Exercise objective: In the records, find every line with the word "ESTABLISHED" and copy it out.

┌──

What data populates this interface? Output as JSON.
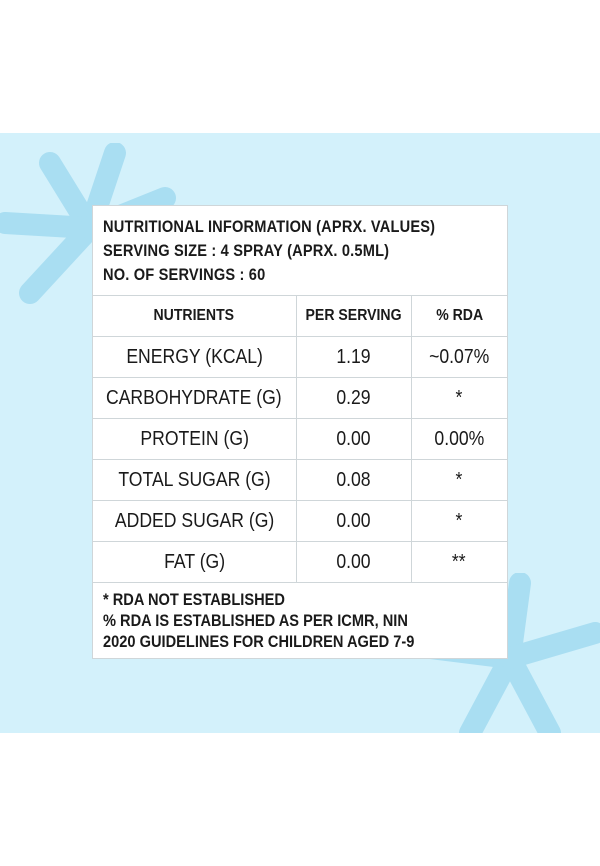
{
  "colors": {
    "band": "#d3f1fb",
    "star": "#a9def2",
    "grid": "#cfd6d9"
  },
  "decor": {
    "top_left": "star-burst-icon",
    "bottom_right": "star-burst-icon"
  },
  "header": {
    "title": "NUTRITIONAL INFORMATION (APRX. VALUES)",
    "serving_size": "SERVING SIZE : 4 SPRAY (APRX. 0.5ML)",
    "servings": "NO. OF SERVINGS : 60"
  },
  "table": {
    "columns": [
      "NUTRIENTS",
      "PER SERVING",
      "% RDA"
    ],
    "rows": [
      {
        "nutrient": "ENERGY (KCAL)",
        "per_serving": "1.19",
        "rda": "~0.07%"
      },
      {
        "nutrient": "CARBOHYDRATE (G)",
        "per_serving": "0.29",
        "rda": "*"
      },
      {
        "nutrient": "PROTEIN (G)",
        "per_serving": "0.00",
        "rda": "0.00%"
      },
      {
        "nutrient": "TOTAL SUGAR (G)",
        "per_serving": "0.08",
        "rda": "*"
      },
      {
        "nutrient": "ADDED SUGAR (G)",
        "per_serving": "0.00",
        "rda": "*"
      },
      {
        "nutrient": "FAT (G)",
        "per_serving": "0.00",
        "rda": "**"
      }
    ]
  },
  "footer": {
    "note1": "* RDA NOT ESTABLISHED",
    "note2": "% RDA IS ESTABLISHED AS PER ICMR, NIN",
    "note3": "2020 GUIDELINES FOR CHILDREN AGED 7-9"
  }
}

└──

Response:
    "note1": "* RDA NOT ESTABLISHED",
    "note2": "% RDA IS ESTABLISHED AS PER ICMR, NIN",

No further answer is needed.